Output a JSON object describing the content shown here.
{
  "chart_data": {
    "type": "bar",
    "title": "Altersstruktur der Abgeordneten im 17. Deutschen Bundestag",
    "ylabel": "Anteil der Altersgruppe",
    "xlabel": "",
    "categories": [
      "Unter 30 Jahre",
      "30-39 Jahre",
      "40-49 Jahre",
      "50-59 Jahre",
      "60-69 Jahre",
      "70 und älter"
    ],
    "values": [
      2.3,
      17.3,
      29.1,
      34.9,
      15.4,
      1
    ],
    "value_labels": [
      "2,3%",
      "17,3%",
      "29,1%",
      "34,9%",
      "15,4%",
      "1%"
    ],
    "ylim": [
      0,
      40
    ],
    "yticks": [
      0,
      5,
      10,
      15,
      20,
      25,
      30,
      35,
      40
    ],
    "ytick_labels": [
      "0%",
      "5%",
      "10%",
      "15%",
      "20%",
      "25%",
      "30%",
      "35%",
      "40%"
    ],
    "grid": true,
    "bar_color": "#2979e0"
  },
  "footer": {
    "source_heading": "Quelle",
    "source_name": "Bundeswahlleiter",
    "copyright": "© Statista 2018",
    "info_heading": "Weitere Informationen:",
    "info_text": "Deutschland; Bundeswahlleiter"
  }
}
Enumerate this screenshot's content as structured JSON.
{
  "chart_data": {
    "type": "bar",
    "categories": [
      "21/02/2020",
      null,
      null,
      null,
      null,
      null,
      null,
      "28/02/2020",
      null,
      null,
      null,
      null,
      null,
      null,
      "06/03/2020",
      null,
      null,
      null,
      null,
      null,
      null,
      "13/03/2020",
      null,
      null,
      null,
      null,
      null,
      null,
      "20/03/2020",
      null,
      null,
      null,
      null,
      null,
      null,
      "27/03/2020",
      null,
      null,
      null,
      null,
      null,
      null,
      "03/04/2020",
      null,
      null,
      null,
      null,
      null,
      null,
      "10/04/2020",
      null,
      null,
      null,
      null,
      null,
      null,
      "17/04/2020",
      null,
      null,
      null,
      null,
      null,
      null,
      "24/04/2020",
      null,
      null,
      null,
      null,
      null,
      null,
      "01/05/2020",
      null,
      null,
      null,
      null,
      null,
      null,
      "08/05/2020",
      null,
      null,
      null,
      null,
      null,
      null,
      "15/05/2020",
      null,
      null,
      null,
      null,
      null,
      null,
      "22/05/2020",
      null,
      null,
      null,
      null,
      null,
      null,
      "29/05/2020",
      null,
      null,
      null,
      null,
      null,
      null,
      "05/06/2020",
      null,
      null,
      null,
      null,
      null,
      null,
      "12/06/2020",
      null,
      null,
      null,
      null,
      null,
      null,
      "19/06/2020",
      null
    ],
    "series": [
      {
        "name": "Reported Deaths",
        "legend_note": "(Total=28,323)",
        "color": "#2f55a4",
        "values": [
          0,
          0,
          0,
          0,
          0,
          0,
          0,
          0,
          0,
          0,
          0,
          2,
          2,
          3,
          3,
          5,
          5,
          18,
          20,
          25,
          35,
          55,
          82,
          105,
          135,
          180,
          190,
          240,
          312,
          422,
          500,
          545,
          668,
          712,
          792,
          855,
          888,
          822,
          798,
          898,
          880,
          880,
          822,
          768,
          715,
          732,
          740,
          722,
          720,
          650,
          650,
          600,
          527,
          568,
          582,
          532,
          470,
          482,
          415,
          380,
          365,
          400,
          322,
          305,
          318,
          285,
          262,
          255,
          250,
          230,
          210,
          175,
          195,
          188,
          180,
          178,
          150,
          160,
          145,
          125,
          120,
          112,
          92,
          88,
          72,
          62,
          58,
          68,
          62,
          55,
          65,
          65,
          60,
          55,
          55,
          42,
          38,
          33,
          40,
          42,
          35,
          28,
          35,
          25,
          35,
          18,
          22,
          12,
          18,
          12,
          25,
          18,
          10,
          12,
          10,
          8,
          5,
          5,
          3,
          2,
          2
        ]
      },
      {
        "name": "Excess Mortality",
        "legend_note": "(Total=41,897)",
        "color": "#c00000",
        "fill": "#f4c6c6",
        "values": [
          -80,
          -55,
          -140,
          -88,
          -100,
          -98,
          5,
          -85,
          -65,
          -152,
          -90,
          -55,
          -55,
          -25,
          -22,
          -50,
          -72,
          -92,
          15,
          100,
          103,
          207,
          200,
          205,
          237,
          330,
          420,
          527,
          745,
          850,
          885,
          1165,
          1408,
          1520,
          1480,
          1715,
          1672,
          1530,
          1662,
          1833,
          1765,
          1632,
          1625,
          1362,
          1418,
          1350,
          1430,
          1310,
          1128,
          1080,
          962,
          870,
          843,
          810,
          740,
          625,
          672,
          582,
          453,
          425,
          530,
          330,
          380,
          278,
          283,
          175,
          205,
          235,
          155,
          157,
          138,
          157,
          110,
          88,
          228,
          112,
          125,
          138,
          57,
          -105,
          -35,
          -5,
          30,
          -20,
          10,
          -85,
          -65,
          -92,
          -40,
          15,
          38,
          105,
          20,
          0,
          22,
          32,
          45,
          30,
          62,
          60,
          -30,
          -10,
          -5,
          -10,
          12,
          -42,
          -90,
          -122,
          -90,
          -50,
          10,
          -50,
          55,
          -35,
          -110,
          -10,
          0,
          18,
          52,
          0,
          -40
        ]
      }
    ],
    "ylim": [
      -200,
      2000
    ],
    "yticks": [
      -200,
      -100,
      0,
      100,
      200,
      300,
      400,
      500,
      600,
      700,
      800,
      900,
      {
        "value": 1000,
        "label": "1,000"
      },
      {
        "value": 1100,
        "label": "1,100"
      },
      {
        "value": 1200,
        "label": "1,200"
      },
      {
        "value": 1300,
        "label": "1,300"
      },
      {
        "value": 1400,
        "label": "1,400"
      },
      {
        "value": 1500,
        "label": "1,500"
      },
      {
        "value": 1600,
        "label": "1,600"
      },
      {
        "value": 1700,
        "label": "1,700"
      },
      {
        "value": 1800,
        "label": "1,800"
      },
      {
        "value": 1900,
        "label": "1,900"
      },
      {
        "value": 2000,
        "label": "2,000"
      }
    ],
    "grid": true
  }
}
________________________
Reproduce the records above exactly as they appear.

# The result:
Output a JSON object describing the content shown here.
{
  "chart_data": {
    "type": "bar",
    "title": "Altersstruktur der Abgeordneten im 17. Deutschen Bundestag",
    "ylabel": "Anteil der Altersgruppe",
    "xlabel": "",
    "categories": [
      "Unter 30 Jahre",
      "30-39 Jahre",
      "40-49 Jahre",
      "50-59 Jahre",
      "60-69 Jahre",
      "70 und älter"
    ],
    "values": [
      2.3,
      17.3,
      29.1,
      34.9,
      15.4,
      1
    ],
    "value_labels": [
      "2,3%",
      "17,3%",
      "29,1%",
      "34,9%",
      "15,4%",
      "1%"
    ],
    "ylim": [
      0,
      40
    ],
    "yticks": [
      0,
      5,
      10,
      15,
      20,
      25,
      30,
      35,
      40
    ],
    "ytick_labels": [
      "0%",
      "5%",
      "10%",
      "15%",
      "20%",
      "25%",
      "30%",
      "35%",
      "40%"
    ],
    "grid": true,
    "bar_color": "#2979e0"
  },
  "footer": {
    "source_heading": "Quelle",
    "source_name": "Bundeswahlleiter",
    "copyright": "© Statista 2018",
    "info_heading": "Weitere Informationen:",
    "info_text": "Deutschland; Bundeswahlleiter"
  }
}
Enumerate this screenshot's content as structured JSON.
{
  "chart_data": {
    "type": "bar",
    "categories": [
      "21/02/2020",
      null,
      null,
      null,
      null,
      null,
      null,
      "28/02/2020",
      null,
      null,
      null,
      null,
      null,
      null,
      "06/03/2020",
      null,
      null,
      null,
      null,
      null,
      null,
      "13/03/2020",
      null,
      null,
      null,
      null,
      null,
      null,
      "20/03/2020",
      null,
      null,
      null,
      null,
      null,
      null,
      "27/03/2020",
      null,
      null,
      null,
      null,
      null,
      null,
      "03/04/2020",
      null,
      null,
      null,
      null,
      null,
      null,
      "10/04/2020",
      null,
      null,
      null,
      null,
      null,
      null,
      "17/04/2020",
      null,
      null,
      null,
      null,
      null,
      null,
      "24/04/2020",
      null,
      null,
      null,
      null,
      null,
      null,
      "01/05/2020",
      null,
      null,
      null,
      null,
      null,
      null,
      "08/05/2020",
      null,
      null,
      null,
      null,
      null,
      null,
      "15/05/2020",
      null,
      null,
      null,
      null,
      null,
      null,
      "22/05/2020",
      null,
      null,
      null,
      null,
      null,
      null,
      "29/05/2020",
      null,
      null,
      null,
      null,
      null,
      null,
      "05/06/2020",
      null,
      null,
      null,
      null,
      null,
      null,
      "12/06/2020",
      null,
      null,
      null,
      null,
      null,
      null,
      "19/06/2020",
      null
    ],
    "series": [
      {
        "name": "Reported Deaths",
        "legend_note": "(Total=28,323)",
        "color": "#2f55a4",
        "values": [
          0,
          0,
          0,
          0,
          0,
          0,
          0,
          0,
          0,
          0,
          0,
          2,
          2,
          3,
          3,
          5,
          5,
          18,
          20,
          25,
          35,
          55,
          82,
          105,
          135,
          180,
          190,
          240,
          312,
          422,
          500,
          545,
          668,
          712,
          792,
          855,
          888,
          822,
          798,
          898,
          880,
          880,
          822,
          768,
          715,
          732,
          740,
          722,
          720,
          650,
          650,
          600,
          527,
          568,
          582,
          532,
          470,
          482,
          415,
          380,
          365,
          400,
          322,
          305,
          318,
          285,
          262,
          255,
          250,
          230,
          210,
          175,
          195,
          188,
          180,
          178,
          150,
          160,
          145,
          125,
          120,
          112,
          92,
          88,
          72,
          62,
          58,
          68,
          62,
          55,
          65,
          65,
          60,
          55,
          55,
          42,
          38,
          33,
          40,
          42,
          35,
          28,
          35,
          25,
          35,
          18,
          22,
          12,
          18,
          12,
          25,
          18,
          10,
          12,
          10,
          8,
          5,
          5,
          3,
          2,
          2
        ]
      },
      {
        "name": "Excess Mortality",
        "legend_note": "(Total=41,897)",
        "color": "#c00000",
        "fill": "#f4c6c6",
        "values": [
          -80,
          -55,
          -140,
          -88,
          -100,
          -98,
          5,
          -85,
          -65,
          -152,
          -90,
          -55,
          -55,
          -25,
          -22,
          -50,
          -72,
          -92,
          15,
          100,
          103,
          207,
          200,
          205,
          237,
          330,
          420,
          527,
          745,
          850,
          885,
          1165,
          1408,
          1520,
          1480,
          1715,
          1672,
          1530,
          1662,
          1833,
          1765,
          1632,
          1625,
          1362,
          1418,
          1350,
          1430,
          1310,
          1128,
          1080,
          962,
          870,
          843,
          810,
          740,
          625,
          672,
          582,
          453,
          425,
          530,
          330,
          380,
          278,
          283,
          175,
          205,
          235,
          155,
          157,
          138,
          157,
          110,
          88,
          228,
          112,
          125,
          138,
          57,
          -105,
          -35,
          -5,
          30,
          -20,
          10,
          -85,
          -65,
          -92,
          -40,
          15,
          38,
          105,
          20,
          0,
          22,
          32,
          45,
          30,
          62,
          60,
          -30,
          -10,
          -5,
          -10,
          12,
          -42,
          -90,
          -122,
          -90,
          -50,
          10,
          -50,
          55,
          -35,
          -110,
          -10,
          0,
          18,
          52,
          0,
          -40
        ]
      }
    ],
    "ylim": [
      -200,
      2000
    ],
    "yticks": [
      -200,
      -100,
      0,
      100,
      200,
      300,
      400,
      500,
      600,
      700,
      800,
      900,
      {
        "value": 1000,
        "label": "1,000"
      },
      {
        "value": 1100,
        "label": "1,100"
      },
      {
        "value": 1200,
        "label": "1,200"
      },
      {
        "value": 1300,
        "label": "1,300"
      },
      {
        "value": 1400,
        "label": "1,400"
      },
      {
        "value": 1500,
        "label": "1,500"
      },
      {
        "value": 1600,
        "label": "1,600"
      },
      {
        "value": 1700,
        "label": "1,700"
      },
      {
        "value": 1800,
        "label": "1,800"
      },
      {
        "value": 1900,
        "label": "1,900"
      },
      {
        "value": 2000,
        "label": "2,000"
      }
    ],
    "grid": true
  }
}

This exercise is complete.